THE INPUT
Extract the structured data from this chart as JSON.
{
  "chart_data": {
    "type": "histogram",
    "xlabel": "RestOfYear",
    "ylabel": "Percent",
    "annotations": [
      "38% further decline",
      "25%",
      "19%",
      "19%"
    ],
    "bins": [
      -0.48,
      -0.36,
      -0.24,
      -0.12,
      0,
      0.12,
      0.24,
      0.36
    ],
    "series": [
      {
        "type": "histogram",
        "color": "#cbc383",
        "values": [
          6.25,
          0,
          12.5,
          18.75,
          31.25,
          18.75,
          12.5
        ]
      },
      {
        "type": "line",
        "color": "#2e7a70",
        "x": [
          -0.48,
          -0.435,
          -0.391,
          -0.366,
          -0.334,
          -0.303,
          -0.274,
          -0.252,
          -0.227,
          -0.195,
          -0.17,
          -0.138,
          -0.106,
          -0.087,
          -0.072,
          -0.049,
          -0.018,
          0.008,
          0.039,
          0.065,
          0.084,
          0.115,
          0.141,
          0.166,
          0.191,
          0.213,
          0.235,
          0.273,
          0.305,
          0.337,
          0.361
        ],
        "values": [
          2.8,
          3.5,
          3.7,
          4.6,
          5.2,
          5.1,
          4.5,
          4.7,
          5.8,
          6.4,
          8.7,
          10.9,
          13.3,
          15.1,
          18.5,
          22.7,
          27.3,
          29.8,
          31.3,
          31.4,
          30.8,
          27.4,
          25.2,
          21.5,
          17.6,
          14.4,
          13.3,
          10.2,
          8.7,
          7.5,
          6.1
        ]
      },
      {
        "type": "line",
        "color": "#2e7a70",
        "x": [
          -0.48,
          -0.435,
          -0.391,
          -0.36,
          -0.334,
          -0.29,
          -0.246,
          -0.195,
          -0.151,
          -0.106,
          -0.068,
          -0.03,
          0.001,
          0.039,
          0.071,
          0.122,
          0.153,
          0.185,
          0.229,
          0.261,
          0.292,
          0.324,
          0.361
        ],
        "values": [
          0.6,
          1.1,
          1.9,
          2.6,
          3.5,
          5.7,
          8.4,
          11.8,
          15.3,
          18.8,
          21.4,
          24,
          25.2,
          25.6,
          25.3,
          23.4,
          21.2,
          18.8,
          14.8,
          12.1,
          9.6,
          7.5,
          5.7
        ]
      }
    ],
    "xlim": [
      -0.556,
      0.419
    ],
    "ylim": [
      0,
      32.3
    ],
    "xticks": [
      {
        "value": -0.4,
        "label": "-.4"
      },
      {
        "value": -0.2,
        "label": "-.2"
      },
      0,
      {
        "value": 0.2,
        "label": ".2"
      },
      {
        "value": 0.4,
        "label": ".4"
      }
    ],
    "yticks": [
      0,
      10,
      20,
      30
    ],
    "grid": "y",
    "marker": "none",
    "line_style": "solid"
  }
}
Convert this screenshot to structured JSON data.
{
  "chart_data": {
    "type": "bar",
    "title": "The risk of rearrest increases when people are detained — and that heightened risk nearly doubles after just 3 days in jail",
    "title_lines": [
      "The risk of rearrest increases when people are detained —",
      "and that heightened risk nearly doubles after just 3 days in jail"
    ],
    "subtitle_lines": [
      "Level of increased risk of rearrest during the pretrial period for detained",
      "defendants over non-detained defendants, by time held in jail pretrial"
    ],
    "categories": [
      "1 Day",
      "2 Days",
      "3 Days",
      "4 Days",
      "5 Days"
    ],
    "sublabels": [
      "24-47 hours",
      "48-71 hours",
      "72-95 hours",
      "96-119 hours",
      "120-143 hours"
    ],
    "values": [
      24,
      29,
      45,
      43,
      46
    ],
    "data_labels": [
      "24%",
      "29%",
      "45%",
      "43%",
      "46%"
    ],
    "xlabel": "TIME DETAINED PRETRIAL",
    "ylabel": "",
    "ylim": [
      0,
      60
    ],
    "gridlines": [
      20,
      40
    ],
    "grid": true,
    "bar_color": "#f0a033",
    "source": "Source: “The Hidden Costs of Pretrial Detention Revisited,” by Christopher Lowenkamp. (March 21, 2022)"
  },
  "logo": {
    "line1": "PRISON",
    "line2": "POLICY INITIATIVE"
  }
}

OBJECTIVE
Go through the data and return every record exactly.

THE RESPONSE
Extract the structured data from this chart as JSON.
{
  "chart_data": {
    "type": "histogram",
    "xlabel": "RestOfYear",
    "ylabel": "Percent",
    "annotations": [
      "38% further decline",
      "25%",
      "19%",
      "19%"
    ],
    "bins": [
      -0.48,
      -0.36,
      -0.24,
      -0.12,
      0,
      0.12,
      0.24,
      0.36
    ],
    "series": [
      {
        "type": "histogram",
        "color": "#cbc383",
        "values": [
          6.25,
          0,
          12.5,
          18.75,
          31.25,
          18.75,
          12.5
        ]
      },
      {
        "type": "line",
        "color": "#2e7a70",
        "x": [
          -0.48,
          -0.435,
          -0.391,
          -0.366,
          -0.334,
          -0.303,
          -0.274,
          -0.252,
          -0.227,
          -0.195,
          -0.17,
          -0.138,
          -0.106,
          -0.087,
          -0.072,
          -0.049,
          -0.018,
          0.008,
          0.039,
          0.065,
          0.084,
          0.115,
          0.141,
          0.166,
          0.191,
          0.213,
          0.235,
          0.273,
          0.305,
          0.337,
          0.361
        ],
        "values": [
          2.8,
          3.5,
          3.7,
          4.6,
          5.2,
          5.1,
          4.5,
          4.7,
          5.8,
          6.4,
          8.7,
          10.9,
          13.3,
          15.1,
          18.5,
          22.7,
          27.3,
          29.8,
          31.3,
          31.4,
          30.8,
          27.4,
          25.2,
          21.5,
          17.6,
          14.4,
          13.3,
          10.2,
          8.7,
          7.5,
          6.1
        ]
      },
      {
        "type": "line",
        "color": "#2e7a70",
        "x": [
          -0.48,
          -0.435,
          -0.391,
          -0.36,
          -0.334,
          -0.29,
          -0.246,
          -0.195,
          -0.151,
          -0.106,
          -0.068,
          -0.03,
          0.001,
          0.039,
          0.071,
          0.122,
          0.153,
          0.185,
          0.229,
          0.261,
          0.292,
          0.324,
          0.361
        ],
        "values": [
          0.6,
          1.1,
          1.9,
          2.6,
          3.5,
          5.7,
          8.4,
          11.8,
          15.3,
          18.8,
          21.4,
          24,
          25.2,
          25.6,
          25.3,
          23.4,
          21.2,
          18.8,
          14.8,
          12.1,
          9.6,
          7.5,
          5.7
        ]
      }
    ],
    "xlim": [
      -0.556,
      0.419
    ],
    "ylim": [
      0,
      32.3
    ],
    "xticks": [
      {
        "value": -0.4,
        "label": "-.4"
      },
      {
        "value": -0.2,
        "label": "-.2"
      },
      0,
      {
        "value": 0.2,
        "label": ".2"
      },
      {
        "value": 0.4,
        "label": ".4"
      }
    ],
    "yticks": [
      0,
      10,
      20,
      30
    ],
    "grid": "y",
    "marker": "none",
    "line_style": "solid"
  }
}
Convert this screenshot to structured JSON data.
{
  "chart_data": {
    "type": "bar",
    "title": "The risk of rearrest increases when people are detained — and that heightened risk nearly doubles after just 3 days in jail",
    "title_lines": [
      "The risk of rearrest increases when people are detained —",
      "and that heightened risk nearly doubles after just 3 days in jail"
    ],
    "subtitle_lines": [
      "Level of increased risk of rearrest during the pretrial period for detained",
      "defendants over non-detained defendants, by time held in jail pretrial"
    ],
    "categories": [
      "1 Day",
      "2 Days",
      "3 Days",
      "4 Days",
      "5 Days"
    ],
    "sublabels": [
      "24-47 hours",
      "48-71 hours",
      "72-95 hours",
      "96-119 hours",
      "120-143 hours"
    ],
    "values": [
      24,
      29,
      45,
      43,
      46
    ],
    "data_labels": [
      "24%",
      "29%",
      "45%",
      "43%",
      "46%"
    ],
    "xlabel": "TIME DETAINED PRETRIAL",
    "ylabel": "",
    "ylim": [
      0,
      60
    ],
    "gridlines": [
      20,
      40
    ],
    "grid": true,
    "bar_color": "#f0a033",
    "source": "Source: “The Hidden Costs of Pretrial Detention Revisited,” by Christopher Lowenkamp. (March 21, 2022)"
  },
  "logo": {
    "line1": "PRISON",
    "line2": "POLICY INITIATIVE"
  }
}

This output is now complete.